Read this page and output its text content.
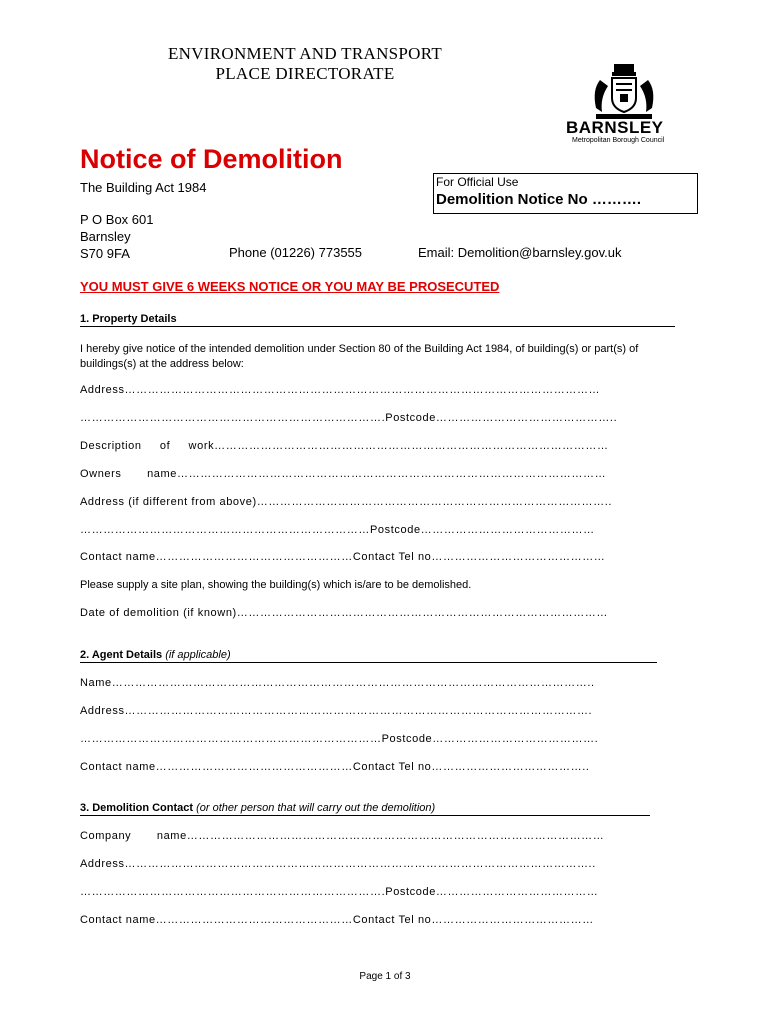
ENVIRONMENT AND TRANSPORT
PLACE DIRECTORATE
BARNSLEY
Metropolitan Borough Council
Notice of Demolition
The Building Act 1984	For Official Use
Demolition Notice No ……….
P O Box 601
Barnsley
S70 9FA	Phone (01226) 773555	Email: Demolition@barnsley.gov.uk
YOU MUST GIVE 6 WEEKS NOTICE OR YOU MAY BE PROSECUTED
1. Property Details
I hereby give notice of the intended demolition under Section 80 of the Building Act 1984, of building(s) or part(s) of buildings(s) at the address below:
Address……………………………………………………………………………………………………………
…………………………………………………………………….Postcode………………………………………..
Description     of     work…………………………………………………………………………………………
Owners       name…………………………………………………………………………………………………
Address (if different from above)………………………………………………………………………………..
…………………………………………………………………Postcode………………………………………
Contact name……………………………………………Contact Tel no………………………………………
Please supply a site plan, showing the building(s) which is/are to be demolished.
Date of demolition (if known)……………………………………………………………………………………
2. Agent Details (if applicable)
Name……………………………………………………………………………………………………………..
Address………………………………………………………………………………………………………….
……………………………………………………………………Postcode…………………………………….
Contact name……………………………………………Contact Tel no…………………………………..
3. Demolition Contact (or other person that will carry out the demolition)
Company       name………………………………………………………………………………………………
Address…………………………………………………………………………………………………………..
…………………………………………………………………….Postcode……………………………………
Contact name……………………………………………Contact Tel no……………………………………
Page 1 of 3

+-------+

- Exercise prompt -
Go through the entries above and output them exactly, without pictures.

- Solution below -
Read this page and output its text content.
ENVIRONMENT AND TRANSPORT
PLACE DIRECTORATE
BARNSLEY
Metropolitan Borough Council
Notice of Demolition
The Building Act 1984	For Official Use
Demolition Notice No ……….
P O Box 601
Barnsley
S70 9FA	Phone (01226) 773555	Email: Demolition@barnsley.gov.uk
YOU MUST GIVE 6 WEEKS NOTICE OR YOU MAY BE PROSECUTED
1. Property Details
I hereby give notice of the intended demolition under Section 80 of the Building Act 1984, of building(s) or part(s) of buildings(s) at the address below:
Address……………………………………………………………………………………………………………
…………………………………………………………………….Postcode………………………………………..
Description     of     work…………………………………………………………………………………………
Owners       name…………………………………………………………………………………………………
Address (if different from above)………………………………………………………………………………..
…………………………………………………………………Postcode………………………………………
Contact name……………………………………………Contact Tel no………………………………………
Please supply a site plan, showing the building(s) which is/are to be demolished.
Date of demolition (if known)……………………………………………………………………………………
2. Agent Details (if applicable)
Name……………………………………………………………………………………………………………..
Address………………………………………………………………………………………………………….
……………………………………………………………………Postcode…………………………………….
Contact name……………………………………………Contact Tel no…………………………………..
3. Demolition Contact (or other person that will carry out the demolition)
Company       name………………………………………………………………………………………………
Address…………………………………………………………………………………………………………..
…………………………………………………………………….Postcode……………………………………
Contact name……………………………………………Contact Tel no……………………………………
Page 1 of 3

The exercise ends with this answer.